• Set problem
Copy the lines below as they are; omit the images they contain.
* begin *
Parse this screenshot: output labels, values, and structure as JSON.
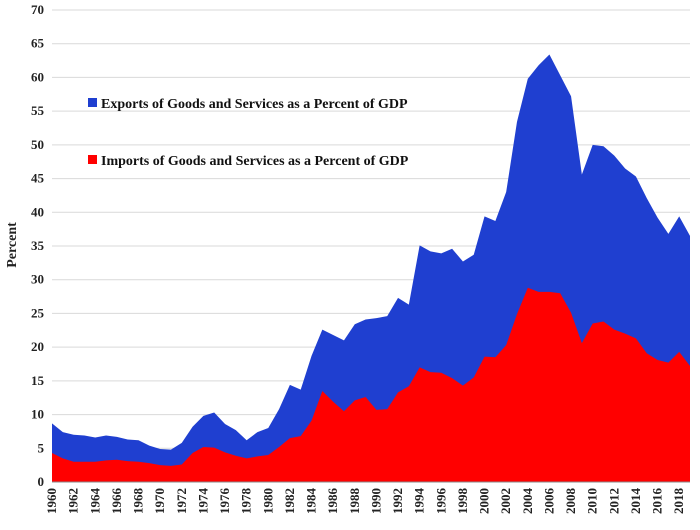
{
  "chart_data": {
    "type": "area",
    "ylabel": "Percent",
    "ylim": [
      0,
      70
    ],
    "yticks": [
      0,
      5,
      10,
      15,
      20,
      25,
      30,
      35,
      40,
      45,
      50,
      55,
      60,
      65,
      70
    ],
    "grid": true,
    "legend_position": "upper-left",
    "x": [
      1960,
      1961,
      1962,
      1963,
      1964,
      1965,
      1966,
      1967,
      1968,
      1969,
      1970,
      1971,
      1972,
      1973,
      1974,
      1975,
      1976,
      1977,
      1978,
      1979,
      1980,
      1981,
      1982,
      1983,
      1984,
      1985,
      1986,
      1987,
      1988,
      1989,
      1990,
      1991,
      1992,
      1993,
      1994,
      1995,
      1996,
      1997,
      1998,
      1999,
      2000,
      2001,
      2002,
      2003,
      2004,
      2005,
      2006,
      2007,
      2008,
      2009,
      2010,
      2011,
      2012,
      2013,
      2014,
      2015,
      2016,
      2017,
      2018,
      2019
    ],
    "xtick_labels": [
      "1960",
      "1962",
      "1964",
      "1966",
      "1968",
      "1970",
      "1972",
      "1974",
      "1976",
      "1978",
      "1980",
      "1982",
      "1984",
      "1986",
      "1988",
      "1990",
      "1992",
      "1994",
      "1996",
      "1998",
      "2000",
      "2002",
      "2004",
      "2006",
      "2008",
      "2010",
      "2012",
      "2014",
      "2016",
      "2018"
    ],
    "series": [
      {
        "name": "Exports of Goods and Services as a Percent of GDP",
        "color": "#1f3fd0",
        "values": [
          8.7,
          7.4,
          7.0,
          6.9,
          6.6,
          6.9,
          6.7,
          6.3,
          6.2,
          5.4,
          4.9,
          4.8,
          5.8,
          8.2,
          9.8,
          10.3,
          8.6,
          7.7,
          6.2,
          7.4,
          8.0,
          10.8,
          14.4,
          13.7,
          18.7,
          22.6,
          21.8,
          21.0,
          23.4,
          24.1,
          24.3,
          24.6,
          27.3,
          26.3,
          35.1,
          34.2,
          33.9,
          34.6,
          32.7,
          33.7,
          39.4,
          38.7,
          43.0,
          53.4,
          59.8,
          61.8,
          63.4,
          60.3,
          57.2,
          45.6,
          50.0,
          49.8,
          48.4,
          46.5,
          45.3,
          42.1,
          39.2,
          36.8,
          39.4,
          36.5
        ]
      },
      {
        "name": "Imports of Goods and Services as a Percent of GDP",
        "color": "#ff0000",
        "values": [
          4.3,
          3.5,
          3.0,
          3.0,
          3.0,
          3.2,
          3.3,
          3.1,
          3.0,
          2.8,
          2.5,
          2.4,
          2.6,
          4.3,
          5.2,
          5.1,
          4.4,
          3.9,
          3.5,
          3.8,
          4.0,
          5.2,
          6.5,
          6.8,
          9.1,
          13.5,
          11.9,
          10.5,
          12.1,
          12.6,
          10.7,
          10.8,
          13.3,
          14.2,
          17.0,
          16.3,
          16.2,
          15.4,
          14.3,
          15.5,
          18.6,
          18.5,
          20.3,
          24.9,
          28.8,
          28.2,
          28.2,
          28.0,
          25.1,
          20.6,
          23.5,
          23.8,
          22.6,
          22.0,
          21.3,
          19.1,
          18.1,
          17.7,
          19.3,
          17.2
        ]
      }
    ]
  }
}
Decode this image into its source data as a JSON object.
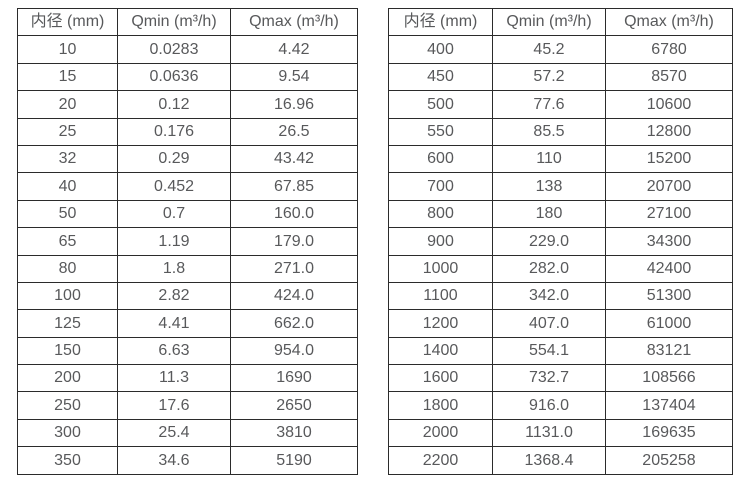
{
  "colors": {
    "background": "#ffffff",
    "border": "#2b2b2b",
    "text": "#58595b"
  },
  "tables": [
    {
      "headers": [
        "内径 (mm)",
        "Qmin (m³/h)",
        "Qmax (m³/h)"
      ],
      "rows": [
        [
          "10",
          "0.0283",
          "4.42"
        ],
        [
          "15",
          "0.0636",
          "9.54"
        ],
        [
          "20",
          "0.12",
          "16.96"
        ],
        [
          "25",
          "0.176",
          "26.5"
        ],
        [
          "32",
          "0.29",
          "43.42"
        ],
        [
          "40",
          "0.452",
          "67.85"
        ],
        [
          "50",
          "0.7",
          "160.0"
        ],
        [
          "65",
          "1.19",
          "179.0"
        ],
        [
          "80",
          "1.8",
          "271.0"
        ],
        [
          "100",
          "2.82",
          "424.0"
        ],
        [
          "125",
          "4.41",
          "662.0"
        ],
        [
          "150",
          "6.63",
          "954.0"
        ],
        [
          "200",
          "11.3",
          "1690"
        ],
        [
          "250",
          "17.6",
          "2650"
        ],
        [
          "300",
          "25.4",
          "3810"
        ],
        [
          "350",
          "34.6",
          "5190"
        ]
      ]
    },
    {
      "headers": [
        "内径 (mm)",
        "Qmin (m³/h)",
        "Qmax (m³/h)"
      ],
      "rows": [
        [
          "400",
          "45.2",
          "6780"
        ],
        [
          "450",
          "57.2",
          "8570"
        ],
        [
          "500",
          "77.6",
          "10600"
        ],
        [
          "550",
          "85.5",
          "12800"
        ],
        [
          "600",
          "110",
          "15200"
        ],
        [
          "700",
          "138",
          "20700"
        ],
        [
          "800",
          "180",
          "27100"
        ],
        [
          "900",
          "229.0",
          "34300"
        ],
        [
          "1000",
          "282.0",
          "42400"
        ],
        [
          "1100",
          "342.0",
          "51300"
        ],
        [
          "1200",
          "407.0",
          "61000"
        ],
        [
          "1400",
          "554.1",
          "83121"
        ],
        [
          "1600",
          "732.7",
          "108566"
        ],
        [
          "1800",
          "916.0",
          "137404"
        ],
        [
          "2000",
          "1131.0",
          "169635"
        ],
        [
          "2200",
          "1368.4",
          "205258"
        ]
      ]
    }
  ]
}
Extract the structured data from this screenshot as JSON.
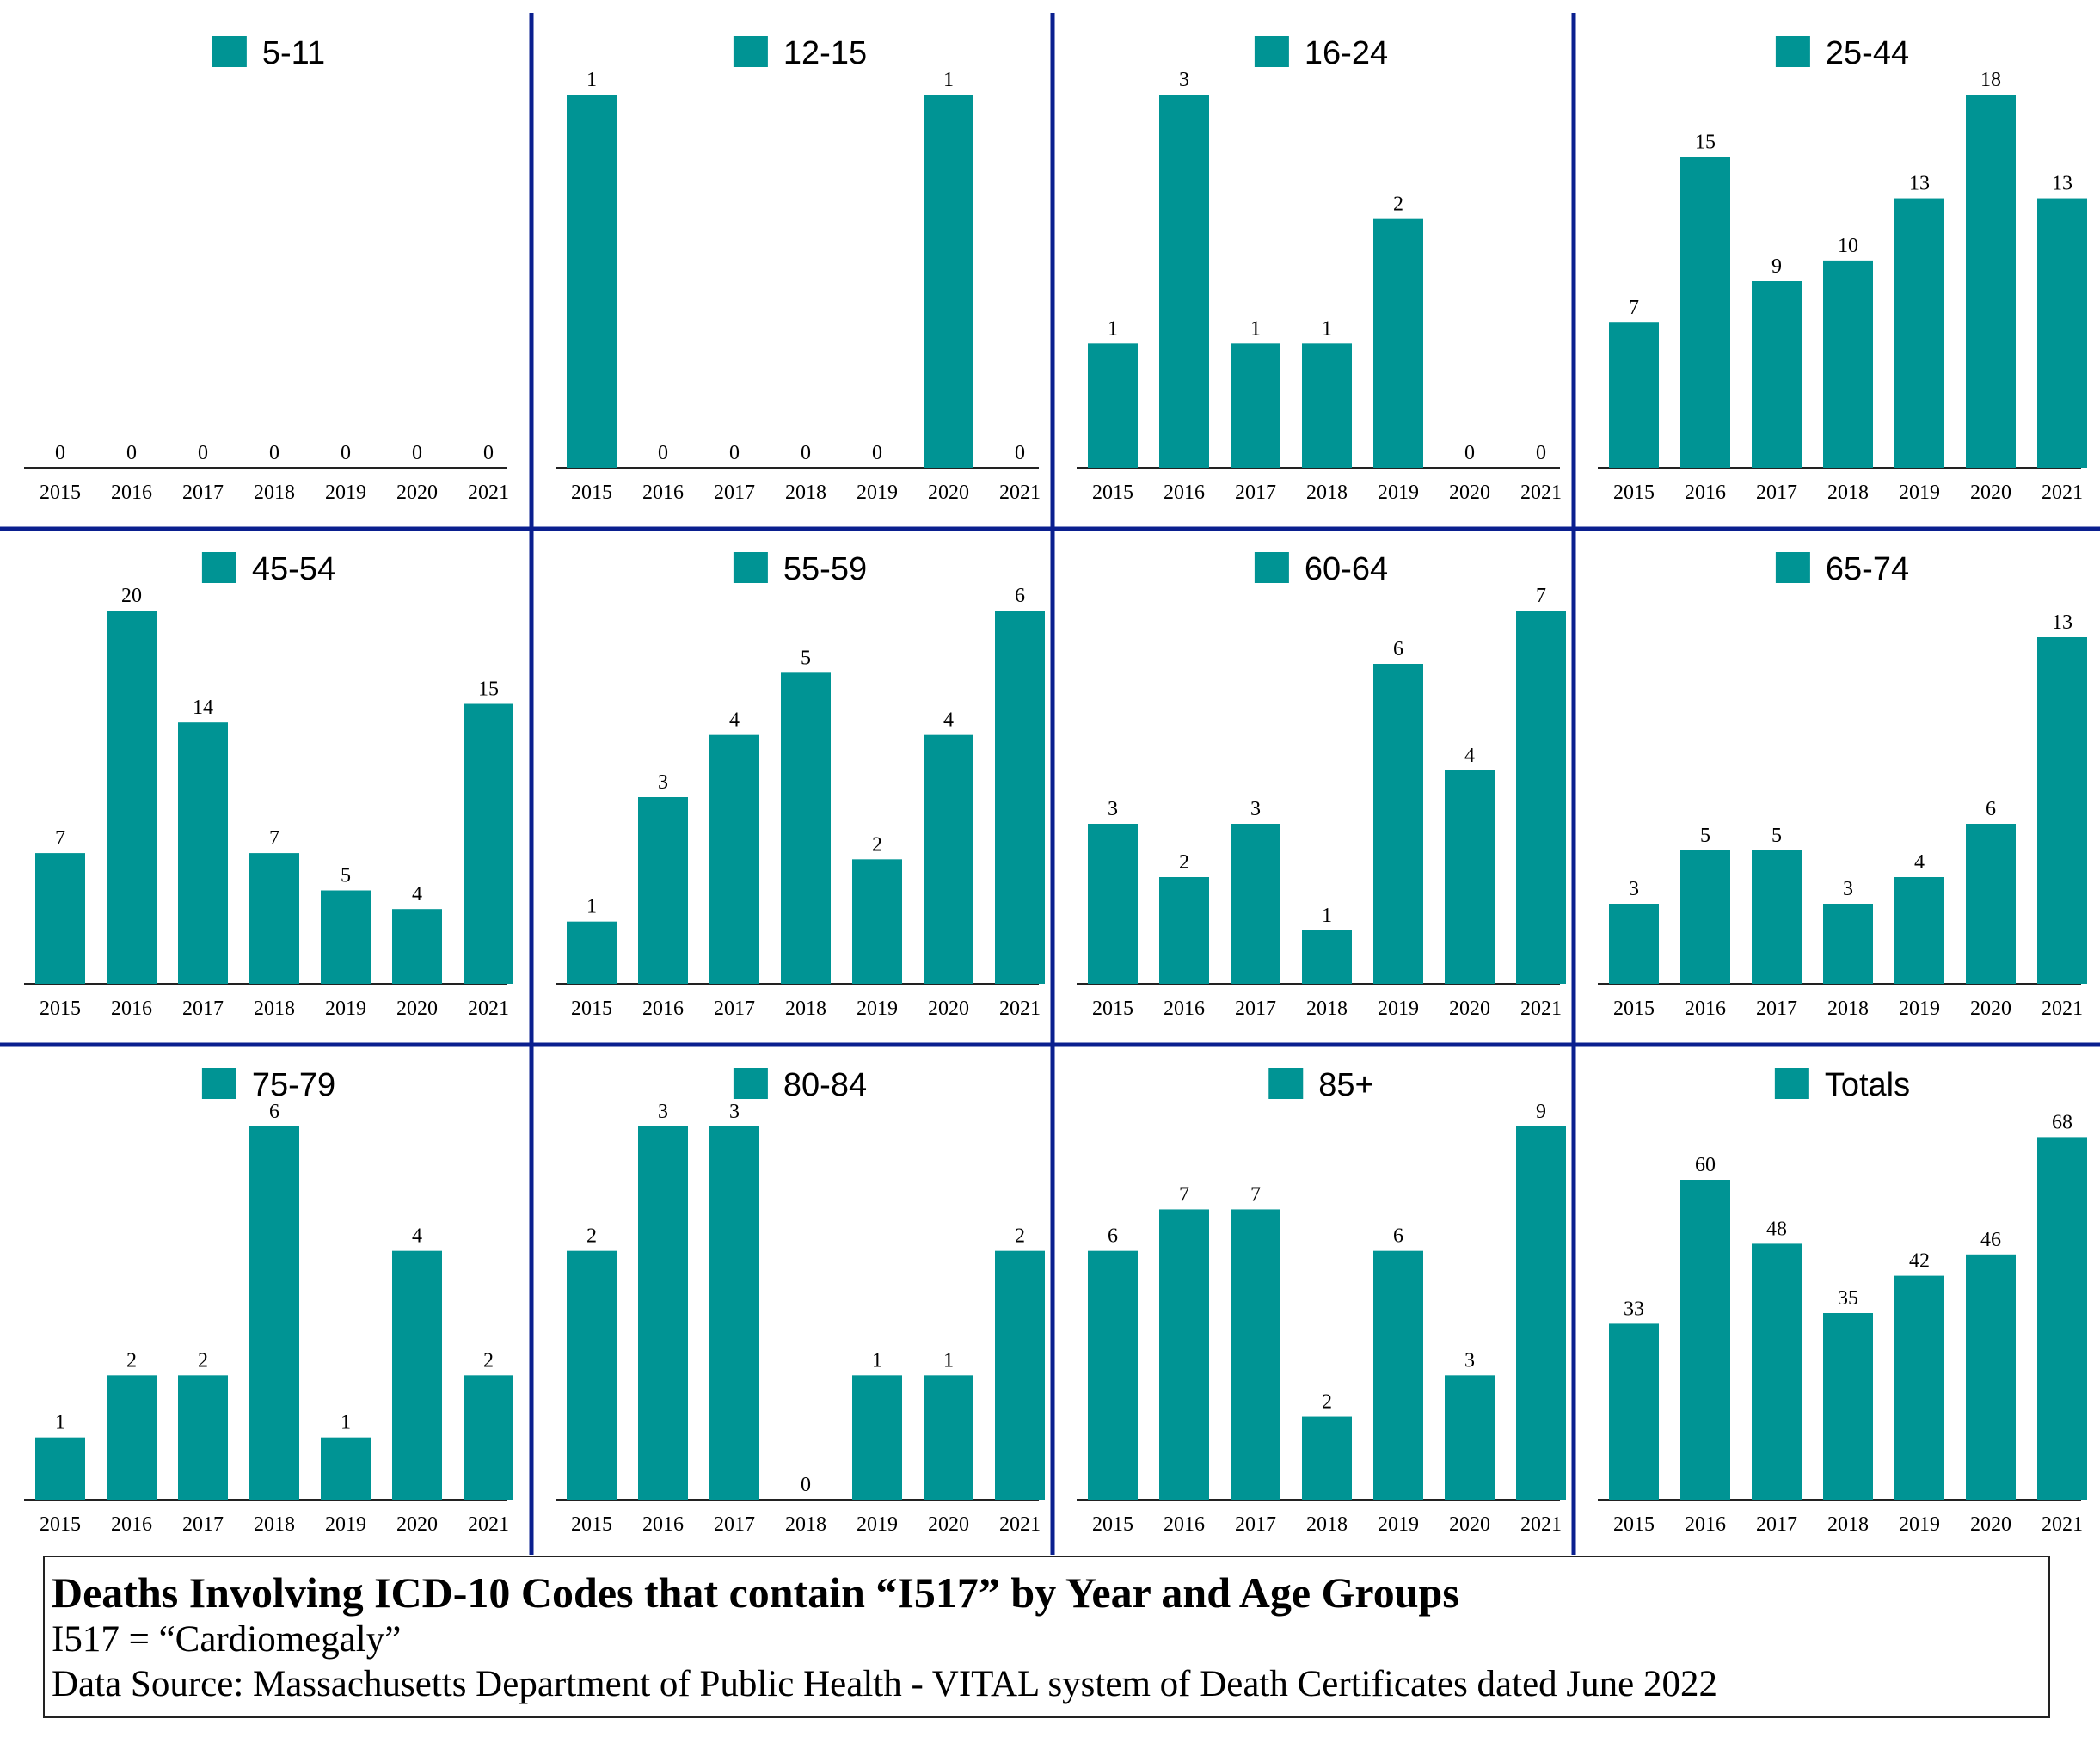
* end *
• Answer to this exercise
Parse this screenshot: output labels, values, and structure as JSON.
{
  "chart_data": {
    "type": "area",
    "ylabel": "Percent",
    "ylim": [
      0,
      70
    ],
    "yticks": [
      0,
      5,
      10,
      15,
      20,
      25,
      30,
      35,
      40,
      45,
      50,
      55,
      60,
      65,
      70
    ],
    "grid": true,
    "legend_position": "upper-left",
    "x": [
      1960,
      1961,
      1962,
      1963,
      1964,
      1965,
      1966,
      1967,
      1968,
      1969,
      1970,
      1971,
      1972,
      1973,
      1974,
      1975,
      1976,
      1977,
      1978,
      1979,
      1980,
      1981,
      1982,
      1983,
      1984,
      1985,
      1986,
      1987,
      1988,
      1989,
      1990,
      1991,
      1992,
      1993,
      1994,
      1995,
      1996,
      1997,
      1998,
      1999,
      2000,
      2001,
      2002,
      2003,
      2004,
      2005,
      2006,
      2007,
      2008,
      2009,
      2010,
      2011,
      2012,
      2013,
      2014,
      2015,
      2016,
      2017,
      2018,
      2019
    ],
    "xtick_labels": [
      "1960",
      "1962",
      "1964",
      "1966",
      "1968",
      "1970",
      "1972",
      "1974",
      "1976",
      "1978",
      "1980",
      "1982",
      "1984",
      "1986",
      "1988",
      "1990",
      "1992",
      "1994",
      "1996",
      "1998",
      "2000",
      "2002",
      "2004",
      "2006",
      "2008",
      "2010",
      "2012",
      "2014",
      "2016",
      "2018"
    ],
    "series": [
      {
        "name": "Exports of Goods and Services as a Percent of GDP",
        "color": "#1f3fd0",
        "values": [
          8.7,
          7.4,
          7.0,
          6.9,
          6.6,
          6.9,
          6.7,
          6.3,
          6.2,
          5.4,
          4.9,
          4.8,
          5.8,
          8.2,
          9.8,
          10.3,
          8.6,
          7.7,
          6.2,
          7.4,
          8.0,
          10.8,
          14.4,
          13.7,
          18.7,
          22.6,
          21.8,
          21.0,
          23.4,
          24.1,
          24.3,
          24.6,
          27.3,
          26.3,
          35.1,
          34.2,
          33.9,
          34.6,
          32.7,
          33.7,
          39.4,
          38.7,
          43.0,
          53.4,
          59.8,
          61.8,
          63.4,
          60.3,
          57.2,
          45.6,
          50.0,
          49.8,
          48.4,
          46.5,
          45.3,
          42.1,
          39.2,
          36.8,
          39.4,
          36.5
        ]
      },
      {
        "name": "Imports of Goods and Services as a Percent of GDP",
        "color": "#ff0000",
        "values": [
          4.3,
          3.5,
          3.0,
          3.0,
          3.0,
          3.2,
          3.3,
          3.1,
          3.0,
          2.8,
          2.5,
          2.4,
          2.6,
          4.3,
          5.2,
          5.1,
          4.4,
          3.9,
          3.5,
          3.8,
          4.0,
          5.2,
          6.5,
          6.8,
          9.1,
          13.5,
          11.9,
          10.5,
          12.1,
          12.6,
          10.7,
          10.8,
          13.3,
          14.2,
          17.0,
          16.3,
          16.2,
          15.4,
          14.3,
          15.5,
          18.6,
          18.5,
          20.3,
          24.9,
          28.8,
          28.2,
          28.2,
          28.0,
          25.1,
          20.6,
          23.5,
          23.8,
          22.6,
          22.0,
          21.3,
          19.1,
          18.1,
          17.7,
          19.3,
          17.2
        ]
      }
    ]
  }
}
Decode this image into its source data as a JSON object.
{
  "colors": {
    "background": "#ffffff",
    "border": "#2b2b2b",
    "text": "#58595b"
  },
  "tables": [
    {
      "headers": [
        "内径 (mm)",
        "Qmin (m³/h)",
        "Qmax (m³/h)"
      ],
      "rows": [
        [
          "10",
          "0.0283",
          "4.42"
        ],
        [
          "15",
          "0.0636",
          "9.54"
        ],
        [
          "20",
          "0.12",
          "16.96"
        ],
        [
          "25",
          "0.176",
          "26.5"
        ],
        [
          "32",
          "0.29",
          "43.42"
        ],
        [
          "40",
          "0.452",
          "67.85"
        ],
        [
          "50",
          "0.7",
          "160.0"
        ],
        [
          "65",
          "1.19",
          "179.0"
        ],
        [
          "80",
          "1.8",
          "271.0"
        ],
        [
          "100",
          "2.82",
          "424.0"
        ],
        [
          "125",
          "4.41",
          "662.0"
        ],
        [
          "150",
          "6.63",
          "954.0"
        ],
        [
          "200",
          "11.3",
          "1690"
        ],
        [
          "250",
          "17.6",
          "2650"
        ],
        [
          "300",
          "25.4",
          "3810"
        ],
        [
          "350",
          "34.6",
          "5190"
        ]
      ]
    },
    {
      "headers": [
        "内径 (mm)",
        "Qmin (m³/h)",
        "Qmax (m³/h)"
      ],
      "rows": [
        [
          "400",
          "45.2",
          "6780"
        ],
        [
          "450",
          "57.2",
          "8570"
        ],
        [
          "500",
          "77.6",
          "10600"
        ],
        [
          "550",
          "85.5",
          "12800"
        ],
        [
          "600",
          "110",
          "15200"
        ],
        [
          "700",
          "138",
          "20700"
        ],
        [
          "800",
          "180",
          "27100"
        ],
        [
          "900",
          "229.0",
          "34300"
        ],
        [
          "1000",
          "282.0",
          "42400"
        ],
        [
          "1100",
          "342.0",
          "51300"
        ],
        [
          "1200",
          "407.0",
          "61000"
        ],
        [
          "1400",
          "554.1",
          "83121"
        ],
        [
          "1600",
          "732.7",
          "108566"
        ],
        [
          "1800",
          "916.0",
          "137404"
        ],
        [
          "2000",
          "1131.0",
          "169635"
        ],
        [
          "2200",
          "1368.4",
          "205258"
        ]
      ]
    }
  ]
}
Extract the structured data from this screenshot as JSON.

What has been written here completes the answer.